*Given problem:* Return every record verbatim.

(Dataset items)
··········

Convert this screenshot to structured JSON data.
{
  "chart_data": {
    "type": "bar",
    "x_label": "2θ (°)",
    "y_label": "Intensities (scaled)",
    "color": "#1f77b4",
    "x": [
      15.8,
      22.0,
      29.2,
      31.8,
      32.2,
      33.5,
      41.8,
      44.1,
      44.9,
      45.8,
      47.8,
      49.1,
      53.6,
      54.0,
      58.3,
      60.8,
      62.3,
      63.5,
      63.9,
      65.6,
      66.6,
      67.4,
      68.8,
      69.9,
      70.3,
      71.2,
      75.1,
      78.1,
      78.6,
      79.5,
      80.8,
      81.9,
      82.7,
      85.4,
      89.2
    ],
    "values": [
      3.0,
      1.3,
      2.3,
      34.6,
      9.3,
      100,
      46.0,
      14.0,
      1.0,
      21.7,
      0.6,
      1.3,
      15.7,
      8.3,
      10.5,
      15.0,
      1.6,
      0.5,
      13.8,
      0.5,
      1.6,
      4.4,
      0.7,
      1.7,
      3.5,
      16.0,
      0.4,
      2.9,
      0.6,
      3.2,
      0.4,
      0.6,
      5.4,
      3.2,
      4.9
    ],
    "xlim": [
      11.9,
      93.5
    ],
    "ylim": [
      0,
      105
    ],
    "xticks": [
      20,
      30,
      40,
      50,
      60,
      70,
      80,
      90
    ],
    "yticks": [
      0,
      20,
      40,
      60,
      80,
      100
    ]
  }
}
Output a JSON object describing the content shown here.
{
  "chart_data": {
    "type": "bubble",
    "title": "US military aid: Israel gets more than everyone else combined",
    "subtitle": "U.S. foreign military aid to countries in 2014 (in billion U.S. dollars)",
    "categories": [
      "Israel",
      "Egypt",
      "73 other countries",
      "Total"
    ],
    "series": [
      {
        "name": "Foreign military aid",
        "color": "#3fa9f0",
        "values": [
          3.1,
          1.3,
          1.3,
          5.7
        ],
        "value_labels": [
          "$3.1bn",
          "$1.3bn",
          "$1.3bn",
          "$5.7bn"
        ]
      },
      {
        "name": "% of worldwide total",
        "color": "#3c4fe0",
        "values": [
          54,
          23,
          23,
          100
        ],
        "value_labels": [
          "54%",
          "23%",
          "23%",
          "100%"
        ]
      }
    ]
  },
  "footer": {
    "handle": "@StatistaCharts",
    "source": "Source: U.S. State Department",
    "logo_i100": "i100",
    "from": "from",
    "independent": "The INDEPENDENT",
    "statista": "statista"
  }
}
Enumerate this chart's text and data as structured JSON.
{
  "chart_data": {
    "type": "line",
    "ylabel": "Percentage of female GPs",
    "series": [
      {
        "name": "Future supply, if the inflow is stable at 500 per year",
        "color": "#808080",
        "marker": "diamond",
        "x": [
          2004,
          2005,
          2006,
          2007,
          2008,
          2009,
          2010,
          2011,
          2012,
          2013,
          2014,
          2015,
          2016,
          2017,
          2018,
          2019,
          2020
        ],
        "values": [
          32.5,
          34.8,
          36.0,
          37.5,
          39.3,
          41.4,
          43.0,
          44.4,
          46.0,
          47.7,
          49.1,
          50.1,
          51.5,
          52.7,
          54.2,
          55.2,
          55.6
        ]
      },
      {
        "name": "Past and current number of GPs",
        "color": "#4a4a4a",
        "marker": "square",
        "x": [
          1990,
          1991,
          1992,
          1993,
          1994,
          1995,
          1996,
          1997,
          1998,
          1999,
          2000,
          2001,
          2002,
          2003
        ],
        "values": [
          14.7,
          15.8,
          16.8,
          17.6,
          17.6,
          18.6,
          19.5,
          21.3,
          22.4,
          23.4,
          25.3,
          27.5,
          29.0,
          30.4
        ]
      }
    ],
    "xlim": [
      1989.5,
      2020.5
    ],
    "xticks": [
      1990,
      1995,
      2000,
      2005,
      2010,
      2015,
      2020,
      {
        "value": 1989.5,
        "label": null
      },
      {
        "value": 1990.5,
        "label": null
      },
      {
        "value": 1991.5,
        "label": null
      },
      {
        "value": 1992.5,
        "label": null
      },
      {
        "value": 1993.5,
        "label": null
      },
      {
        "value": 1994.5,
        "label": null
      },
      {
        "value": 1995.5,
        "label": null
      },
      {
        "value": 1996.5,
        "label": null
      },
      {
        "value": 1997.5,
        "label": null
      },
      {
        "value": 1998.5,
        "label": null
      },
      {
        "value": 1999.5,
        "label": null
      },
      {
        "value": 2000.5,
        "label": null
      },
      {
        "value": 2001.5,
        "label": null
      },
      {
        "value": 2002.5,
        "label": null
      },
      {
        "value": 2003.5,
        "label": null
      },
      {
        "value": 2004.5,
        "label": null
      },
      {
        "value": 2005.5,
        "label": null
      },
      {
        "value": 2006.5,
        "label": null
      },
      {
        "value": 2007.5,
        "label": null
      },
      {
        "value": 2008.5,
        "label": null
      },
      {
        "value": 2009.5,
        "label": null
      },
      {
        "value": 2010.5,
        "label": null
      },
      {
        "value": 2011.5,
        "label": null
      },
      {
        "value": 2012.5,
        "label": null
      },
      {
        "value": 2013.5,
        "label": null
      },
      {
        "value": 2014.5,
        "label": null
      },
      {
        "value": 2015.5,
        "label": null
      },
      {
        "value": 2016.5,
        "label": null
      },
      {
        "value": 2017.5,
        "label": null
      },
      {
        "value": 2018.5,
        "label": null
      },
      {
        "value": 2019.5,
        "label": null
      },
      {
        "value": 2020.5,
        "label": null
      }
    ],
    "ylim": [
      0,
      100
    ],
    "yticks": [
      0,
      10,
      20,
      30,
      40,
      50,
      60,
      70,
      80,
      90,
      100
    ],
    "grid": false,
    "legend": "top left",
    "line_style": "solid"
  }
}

··········

*Solution for this problem:*
Convert this screenshot to structured JSON data.
{
  "chart_data": {
    "type": "bar",
    "x_label": "2θ (°)",
    "y_label": "Intensities (scaled)",
    "color": "#1f77b4",
    "x": [
      15.8,
      22.0,
      29.2,
      31.8,
      32.2,
      33.5,
      41.8,
      44.1,
      44.9,
      45.8,
      47.8,
      49.1,
      53.6,
      54.0,
      58.3,
      60.8,
      62.3,
      63.5,
      63.9,
      65.6,
      66.6,
      67.4,
      68.8,
      69.9,
      70.3,
      71.2,
      75.1,
      78.1,
      78.6,
      79.5,
      80.8,
      81.9,
      82.7,
      85.4,
      89.2
    ],
    "values": [
      3.0,
      1.3,
      2.3,
      34.6,
      9.3,
      100,
      46.0,
      14.0,
      1.0,
      21.7,
      0.6,
      1.3,
      15.7,
      8.3,
      10.5,
      15.0,
      1.6,
      0.5,
      13.8,
      0.5,
      1.6,
      4.4,
      0.7,
      1.7,
      3.5,
      16.0,
      0.4,
      2.9,
      0.6,
      3.2,
      0.4,
      0.6,
      5.4,
      3.2,
      4.9
    ],
    "xlim": [
      11.9,
      93.5
    ],
    "ylim": [
      0,
      105
    ],
    "xticks": [
      20,
      30,
      40,
      50,
      60,
      70,
      80,
      90
    ],
    "yticks": [
      0,
      20,
      40,
      60,
      80,
      100
    ]
  }
}
Output a JSON object describing the content shown here.
{
  "chart_data": {
    "type": "bubble",
    "title": "US military aid: Israel gets more than everyone else combined",
    "subtitle": "U.S. foreign military aid to countries in 2014 (in billion U.S. dollars)",
    "categories": [
      "Israel",
      "Egypt",
      "73 other countries",
      "Total"
    ],
    "series": [
      {
        "name": "Foreign military aid",
        "color": "#3fa9f0",
        "values": [
          3.1,
          1.3,
          1.3,
          5.7
        ],
        "value_labels": [
          "$3.1bn",
          "$1.3bn",
          "$1.3bn",
          "$5.7bn"
        ]
      },
      {
        "name": "% of worldwide total",
        "color": "#3c4fe0",
        "values": [
          54,
          23,
          23,
          100
        ],
        "value_labels": [
          "54%",
          "23%",
          "23%",
          "100%"
        ]
      }
    ]
  },
  "footer": {
    "handle": "@StatistaCharts",
    "source": "Source: U.S. State Department",
    "logo_i100": "i100",
    "from": "from",
    "independent": "The INDEPENDENT",
    "statista": "statista"
  }
}
Enumerate this chart's text and data as structured JSON.
{
  "chart_data": {
    "type": "line",
    "ylabel": "Percentage of female GPs",
    "series": [
      {
        "name": "Future supply, if the inflow is stable at 500 per year",
        "color": "#808080",
        "marker": "diamond",
        "x": [
          2004,
          2005,
          2006,
          2007,
          2008,
          2009,
          2010,
          2011,
          2012,
          2013,
          2014,
          2015,
          2016,
          2017,
          2018,
          2019,
          2020
        ],
        "values": [
          32.5,
          34.8,
          36.0,
          37.5,
          39.3,
          41.4,
          43.0,
          44.4,
          46.0,
          47.7,
          49.1,
          50.1,
          51.5,
          52.7,
          54.2,
          55.2,
          55.6
        ]
      },
      {
        "name": "Past and current number of GPs",
        "color": "#4a4a4a",
        "marker": "square",
        "x": [
          1990,
          1991,
          1992,
          1993,
          1994,
          1995,
          1996,
          1997,
          1998,
          1999,
          2000,
          2001,
          2002,
          2003
        ],
        "values": [
          14.7,
          15.8,
          16.8,
          17.6,
          17.6,
          18.6,
          19.5,
          21.3,
          22.4,
          23.4,
          25.3,
          27.5,
          29.0,
          30.4
        ]
      }
    ],
    "xlim": [
      1989.5,
      2020.5
    ],
    "xticks": [
      1990,
      1995,
      2000,
      2005,
      2010,
      2015,
      2020,
      {
        "value": 1989.5,
        "label": null
      },
      {
        "value": 1990.5,
        "label": null
      },
      {
        "value": 1991.5,
        "label": null
      },
      {
        "value": 1992.5,
        "label": null
      },
      {
        "value": 1993.5,
        "label": null
      },
      {
        "value": 1994.5,
        "label": null
      },
      {
        "value": 1995.5,
        "label": null
      },
      {
        "value": 1996.5,
        "label": null
      },
      {
        "value": 1997.5,
        "label": null
      },
      {
        "value": 1998.5,
        "label": null
      },
      {
        "value": 1999.5,
        "label": null
      },
      {
        "value": 2000.5,
        "label": null
      },
      {
        "value": 2001.5,
        "label": null
      },
      {
        "value": 2002.5,
        "label": null
      },
      {
        "value": 2003.5,
        "label": null
      },
      {
        "value": 2004.5,
        "label": null
      },
      {
        "value": 2005.5,
        "label": null
      },
      {
        "value": 2006.5,
        "label": null
      },
      {
        "value": 2007.5,
        "label": null
      },
      {
        "value": 2008.5,
        "label": null
      },
      {
        "value": 2009.5,
        "label": null
      },
      {
        "value": 2010.5,
        "label": null
      },
      {
        "value": 2011.5,
        "label": null
      },
      {
        "value": 2012.5,
        "label": null
      },
      {
        "value": 2013.5,
        "label": null
      },
      {
        "value": 2014.5,
        "label": null
      },
      {
        "value": 2015.5,
        "label": null
      },
      {
        "value": 2016.5,
        "label": null
      },
      {
        "value": 2017.5,
        "label": null
      },
      {
        "value": 2018.5,
        "label": null
      },
      {
        "value": 2019.5,
        "label": null
      },
      {
        "value": 2020.5,
        "label": null
      }
    ],
    "ylim": [
      0,
      100
    ],
    "yticks": [
      0,
      10,
      20,
      30,
      40,
      50,
      60,
      70,
      80,
      90,
      100
    ],
    "grid": false,
    "legend": "top left",
    "line_style": "solid"
  }
}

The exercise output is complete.